* **Exercise brief**:
Copy each line of the entries that contains the word "Asta".

* **Data records**:
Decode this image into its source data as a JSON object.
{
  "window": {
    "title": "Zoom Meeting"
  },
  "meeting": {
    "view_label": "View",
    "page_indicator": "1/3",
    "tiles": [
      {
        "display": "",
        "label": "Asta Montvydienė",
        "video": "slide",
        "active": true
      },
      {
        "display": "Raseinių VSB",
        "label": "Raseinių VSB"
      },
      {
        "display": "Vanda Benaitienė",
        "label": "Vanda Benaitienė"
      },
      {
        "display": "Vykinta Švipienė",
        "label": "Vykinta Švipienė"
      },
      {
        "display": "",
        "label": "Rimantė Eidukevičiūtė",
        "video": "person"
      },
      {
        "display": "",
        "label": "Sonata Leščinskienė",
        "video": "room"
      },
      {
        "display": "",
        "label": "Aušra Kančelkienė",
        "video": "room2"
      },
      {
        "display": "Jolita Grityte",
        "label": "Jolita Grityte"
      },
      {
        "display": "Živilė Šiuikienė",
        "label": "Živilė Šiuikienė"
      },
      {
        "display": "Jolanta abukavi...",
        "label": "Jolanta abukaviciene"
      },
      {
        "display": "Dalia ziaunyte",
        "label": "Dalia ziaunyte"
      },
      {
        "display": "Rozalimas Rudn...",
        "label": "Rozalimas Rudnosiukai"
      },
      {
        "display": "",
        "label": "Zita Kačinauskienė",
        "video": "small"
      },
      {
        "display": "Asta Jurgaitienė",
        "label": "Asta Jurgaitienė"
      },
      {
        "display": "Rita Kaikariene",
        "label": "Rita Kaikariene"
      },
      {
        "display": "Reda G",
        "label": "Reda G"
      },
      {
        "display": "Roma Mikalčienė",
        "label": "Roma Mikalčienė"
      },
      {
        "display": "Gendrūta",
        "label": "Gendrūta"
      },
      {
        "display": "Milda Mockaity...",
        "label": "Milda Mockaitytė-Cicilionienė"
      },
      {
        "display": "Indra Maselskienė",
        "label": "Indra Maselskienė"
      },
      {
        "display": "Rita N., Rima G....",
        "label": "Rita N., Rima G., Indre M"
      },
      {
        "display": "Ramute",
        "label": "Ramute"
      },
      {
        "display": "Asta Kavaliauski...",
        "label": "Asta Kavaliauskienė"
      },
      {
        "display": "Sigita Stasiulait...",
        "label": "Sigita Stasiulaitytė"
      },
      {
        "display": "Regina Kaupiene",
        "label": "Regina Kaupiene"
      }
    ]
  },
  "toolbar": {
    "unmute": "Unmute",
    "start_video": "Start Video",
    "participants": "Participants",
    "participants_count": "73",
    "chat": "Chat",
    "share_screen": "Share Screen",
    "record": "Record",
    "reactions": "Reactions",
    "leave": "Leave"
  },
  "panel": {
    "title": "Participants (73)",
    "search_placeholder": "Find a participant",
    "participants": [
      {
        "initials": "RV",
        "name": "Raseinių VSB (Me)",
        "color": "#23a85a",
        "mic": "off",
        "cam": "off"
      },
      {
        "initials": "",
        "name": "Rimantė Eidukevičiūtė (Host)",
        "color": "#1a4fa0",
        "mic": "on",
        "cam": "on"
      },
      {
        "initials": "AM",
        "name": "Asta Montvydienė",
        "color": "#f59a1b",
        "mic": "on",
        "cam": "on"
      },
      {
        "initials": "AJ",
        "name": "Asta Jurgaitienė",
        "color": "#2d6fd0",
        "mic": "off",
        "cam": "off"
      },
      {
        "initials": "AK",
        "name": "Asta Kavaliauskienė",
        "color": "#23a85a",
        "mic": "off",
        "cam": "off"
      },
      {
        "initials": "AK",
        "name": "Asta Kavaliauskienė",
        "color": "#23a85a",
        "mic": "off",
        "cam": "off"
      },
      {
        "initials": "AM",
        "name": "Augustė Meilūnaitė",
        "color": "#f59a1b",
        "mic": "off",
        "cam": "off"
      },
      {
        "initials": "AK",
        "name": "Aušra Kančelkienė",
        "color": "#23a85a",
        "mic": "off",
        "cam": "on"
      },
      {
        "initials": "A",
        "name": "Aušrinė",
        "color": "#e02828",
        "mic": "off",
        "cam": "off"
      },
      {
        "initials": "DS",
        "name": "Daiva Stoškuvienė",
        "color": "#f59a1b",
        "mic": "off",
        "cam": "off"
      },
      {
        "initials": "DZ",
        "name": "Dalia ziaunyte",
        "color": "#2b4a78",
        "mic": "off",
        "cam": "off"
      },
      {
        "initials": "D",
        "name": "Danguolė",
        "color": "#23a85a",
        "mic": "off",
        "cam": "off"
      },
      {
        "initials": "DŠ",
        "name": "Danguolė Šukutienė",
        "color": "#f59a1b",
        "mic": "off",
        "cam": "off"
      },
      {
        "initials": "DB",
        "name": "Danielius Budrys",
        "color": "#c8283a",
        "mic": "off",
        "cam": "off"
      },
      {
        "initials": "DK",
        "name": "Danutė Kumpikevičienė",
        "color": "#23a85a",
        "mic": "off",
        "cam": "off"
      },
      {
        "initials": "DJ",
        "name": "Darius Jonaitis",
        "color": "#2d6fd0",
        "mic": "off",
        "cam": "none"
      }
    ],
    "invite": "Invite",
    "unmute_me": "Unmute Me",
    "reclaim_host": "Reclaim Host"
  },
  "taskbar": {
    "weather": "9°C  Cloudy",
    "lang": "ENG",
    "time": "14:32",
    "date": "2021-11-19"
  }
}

* **Correct output**:
        "label": "Asta Montvydienė",
        "display": "Asta Jurgaitienė",
        "label": "Asta Jurgaitienė"
        "display": "Asta Kavaliauski...",
        "label": "Asta Kavaliauskienė"
        "name": "Asta Montvydienė",
        "name": "Asta Jurgaitienė",
        "name": "Asta Kavaliauskienė",
        "name": "Asta Kavaliauskienė",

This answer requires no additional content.